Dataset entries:

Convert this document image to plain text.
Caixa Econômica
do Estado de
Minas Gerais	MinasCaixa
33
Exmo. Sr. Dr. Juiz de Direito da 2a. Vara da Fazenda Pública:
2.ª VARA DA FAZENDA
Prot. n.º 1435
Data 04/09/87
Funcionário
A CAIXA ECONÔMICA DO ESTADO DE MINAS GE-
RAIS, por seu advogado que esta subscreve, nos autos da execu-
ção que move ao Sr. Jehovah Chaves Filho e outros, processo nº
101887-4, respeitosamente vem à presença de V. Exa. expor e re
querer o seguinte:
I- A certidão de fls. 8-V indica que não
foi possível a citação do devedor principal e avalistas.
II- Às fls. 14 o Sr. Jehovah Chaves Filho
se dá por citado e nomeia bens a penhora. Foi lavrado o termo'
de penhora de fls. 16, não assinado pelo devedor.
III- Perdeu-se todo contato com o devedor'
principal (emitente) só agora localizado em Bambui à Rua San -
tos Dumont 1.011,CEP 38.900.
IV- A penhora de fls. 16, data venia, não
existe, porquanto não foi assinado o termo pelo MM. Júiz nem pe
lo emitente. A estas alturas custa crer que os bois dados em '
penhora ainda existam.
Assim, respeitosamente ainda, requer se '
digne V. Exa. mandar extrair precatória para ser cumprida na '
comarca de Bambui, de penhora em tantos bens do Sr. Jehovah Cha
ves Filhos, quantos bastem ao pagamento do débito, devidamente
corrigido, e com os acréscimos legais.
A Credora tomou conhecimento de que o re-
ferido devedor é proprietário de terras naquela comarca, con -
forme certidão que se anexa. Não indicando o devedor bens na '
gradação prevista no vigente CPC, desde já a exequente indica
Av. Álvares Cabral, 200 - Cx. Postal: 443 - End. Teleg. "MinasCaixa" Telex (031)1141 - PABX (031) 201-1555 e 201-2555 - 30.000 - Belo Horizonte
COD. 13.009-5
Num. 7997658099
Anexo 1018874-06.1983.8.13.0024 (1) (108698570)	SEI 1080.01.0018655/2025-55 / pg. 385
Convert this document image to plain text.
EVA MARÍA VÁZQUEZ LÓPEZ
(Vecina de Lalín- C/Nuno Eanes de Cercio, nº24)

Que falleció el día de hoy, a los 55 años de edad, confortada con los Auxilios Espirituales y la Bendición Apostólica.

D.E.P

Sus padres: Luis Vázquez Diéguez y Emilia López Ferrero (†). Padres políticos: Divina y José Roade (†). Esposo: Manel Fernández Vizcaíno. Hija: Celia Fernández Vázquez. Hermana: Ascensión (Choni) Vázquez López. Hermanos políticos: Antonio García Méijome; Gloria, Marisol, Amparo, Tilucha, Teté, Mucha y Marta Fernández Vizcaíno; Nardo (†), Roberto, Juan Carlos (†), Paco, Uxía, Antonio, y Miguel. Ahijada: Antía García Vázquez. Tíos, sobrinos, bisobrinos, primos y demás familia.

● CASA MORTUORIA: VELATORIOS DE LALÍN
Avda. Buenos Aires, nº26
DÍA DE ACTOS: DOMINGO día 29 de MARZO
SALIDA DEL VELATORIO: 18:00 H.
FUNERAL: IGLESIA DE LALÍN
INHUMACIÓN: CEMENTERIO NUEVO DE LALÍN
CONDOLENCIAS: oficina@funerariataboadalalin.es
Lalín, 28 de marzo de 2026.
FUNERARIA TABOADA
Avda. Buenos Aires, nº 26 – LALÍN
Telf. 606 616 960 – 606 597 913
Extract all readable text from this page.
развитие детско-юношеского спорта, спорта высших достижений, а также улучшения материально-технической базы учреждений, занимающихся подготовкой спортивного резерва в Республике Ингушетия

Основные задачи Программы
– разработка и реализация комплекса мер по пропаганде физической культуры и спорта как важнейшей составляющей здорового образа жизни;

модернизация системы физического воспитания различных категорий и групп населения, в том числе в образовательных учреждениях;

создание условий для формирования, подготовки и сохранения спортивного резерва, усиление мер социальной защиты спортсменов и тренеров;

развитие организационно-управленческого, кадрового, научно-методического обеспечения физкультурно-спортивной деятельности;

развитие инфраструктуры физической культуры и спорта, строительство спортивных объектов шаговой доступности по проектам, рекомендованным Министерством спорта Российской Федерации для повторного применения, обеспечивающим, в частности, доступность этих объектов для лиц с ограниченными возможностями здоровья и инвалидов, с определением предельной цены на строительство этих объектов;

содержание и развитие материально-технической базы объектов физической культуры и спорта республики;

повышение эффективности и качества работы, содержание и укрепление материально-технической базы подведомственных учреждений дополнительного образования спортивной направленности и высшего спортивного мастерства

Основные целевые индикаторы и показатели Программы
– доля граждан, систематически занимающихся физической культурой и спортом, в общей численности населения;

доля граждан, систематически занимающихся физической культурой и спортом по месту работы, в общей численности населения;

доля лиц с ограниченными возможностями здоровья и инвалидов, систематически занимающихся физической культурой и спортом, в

_Written problem_. Copy every line of the listing containing the string "bens".

_Task output_.
se dá por citado e nomeia bens a penhora. Foi lavrado o termo'
comarca de Bambui, de penhora em tantos bens do Sr. Jehovah Cha
forme certidão que se anexa. Não indicando o devedor bens na '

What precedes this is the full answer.